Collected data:
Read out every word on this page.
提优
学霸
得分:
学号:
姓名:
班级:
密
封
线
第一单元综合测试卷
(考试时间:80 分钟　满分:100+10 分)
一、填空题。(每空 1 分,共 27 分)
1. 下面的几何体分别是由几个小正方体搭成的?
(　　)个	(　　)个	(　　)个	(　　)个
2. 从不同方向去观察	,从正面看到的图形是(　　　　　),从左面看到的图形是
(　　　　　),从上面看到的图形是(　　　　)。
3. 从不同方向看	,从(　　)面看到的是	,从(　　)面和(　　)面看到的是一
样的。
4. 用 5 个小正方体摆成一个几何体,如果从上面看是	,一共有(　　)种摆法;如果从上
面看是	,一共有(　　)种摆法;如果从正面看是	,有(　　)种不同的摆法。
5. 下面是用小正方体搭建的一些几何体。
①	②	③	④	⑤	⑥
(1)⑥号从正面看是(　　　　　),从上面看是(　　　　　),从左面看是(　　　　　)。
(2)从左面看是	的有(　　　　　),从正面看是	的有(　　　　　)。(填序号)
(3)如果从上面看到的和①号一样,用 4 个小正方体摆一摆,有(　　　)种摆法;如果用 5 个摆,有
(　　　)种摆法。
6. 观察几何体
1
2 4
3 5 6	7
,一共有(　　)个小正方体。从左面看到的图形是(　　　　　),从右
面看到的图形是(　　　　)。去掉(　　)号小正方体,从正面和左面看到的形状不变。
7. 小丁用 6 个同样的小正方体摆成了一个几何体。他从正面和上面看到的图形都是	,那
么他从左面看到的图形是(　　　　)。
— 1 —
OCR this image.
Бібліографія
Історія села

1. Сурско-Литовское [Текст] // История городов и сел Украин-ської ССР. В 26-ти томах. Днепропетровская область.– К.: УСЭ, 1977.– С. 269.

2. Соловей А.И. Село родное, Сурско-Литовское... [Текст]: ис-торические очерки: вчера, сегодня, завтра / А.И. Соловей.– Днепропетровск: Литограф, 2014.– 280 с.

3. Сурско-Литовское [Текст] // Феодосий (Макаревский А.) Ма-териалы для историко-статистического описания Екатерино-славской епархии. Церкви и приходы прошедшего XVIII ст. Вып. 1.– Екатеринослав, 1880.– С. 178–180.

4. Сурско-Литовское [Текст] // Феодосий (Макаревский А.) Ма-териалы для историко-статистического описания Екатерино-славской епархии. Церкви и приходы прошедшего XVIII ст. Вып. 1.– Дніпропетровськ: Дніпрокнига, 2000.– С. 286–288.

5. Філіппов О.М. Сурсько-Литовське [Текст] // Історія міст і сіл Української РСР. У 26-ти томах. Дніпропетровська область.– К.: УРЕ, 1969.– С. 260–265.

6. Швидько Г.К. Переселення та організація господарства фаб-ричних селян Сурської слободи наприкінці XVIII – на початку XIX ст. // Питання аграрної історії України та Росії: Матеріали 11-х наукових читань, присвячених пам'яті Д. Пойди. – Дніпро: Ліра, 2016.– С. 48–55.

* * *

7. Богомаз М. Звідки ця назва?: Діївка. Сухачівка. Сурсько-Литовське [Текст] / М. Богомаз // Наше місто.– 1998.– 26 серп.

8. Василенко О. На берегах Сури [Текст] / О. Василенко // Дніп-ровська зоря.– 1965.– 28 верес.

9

Exercise goal.
Return every line above in which the string "Екатерино" occurs.

Answer in full.
3. Сурско-Литовское [Текст] // Феодосий (Макаревский А.) Ма-териалы для историко-статистического описания Екатерино-славской епархии. Церкви и приходы прошедшего XVIII ст. Вып. 1.– Екатеринослав, 1880.– С. 178–180.
4. Сурско-Литовское [Текст] // Феодосий (Макаревский А.) Ма-териалы для историко-статистического описания Екатерино-славской епархии. Церкви и приходы прошедшего XVIII ст. Вып. 1.– Дніпропетровськ: Дніпрокнига, 2000.– С. 286–288.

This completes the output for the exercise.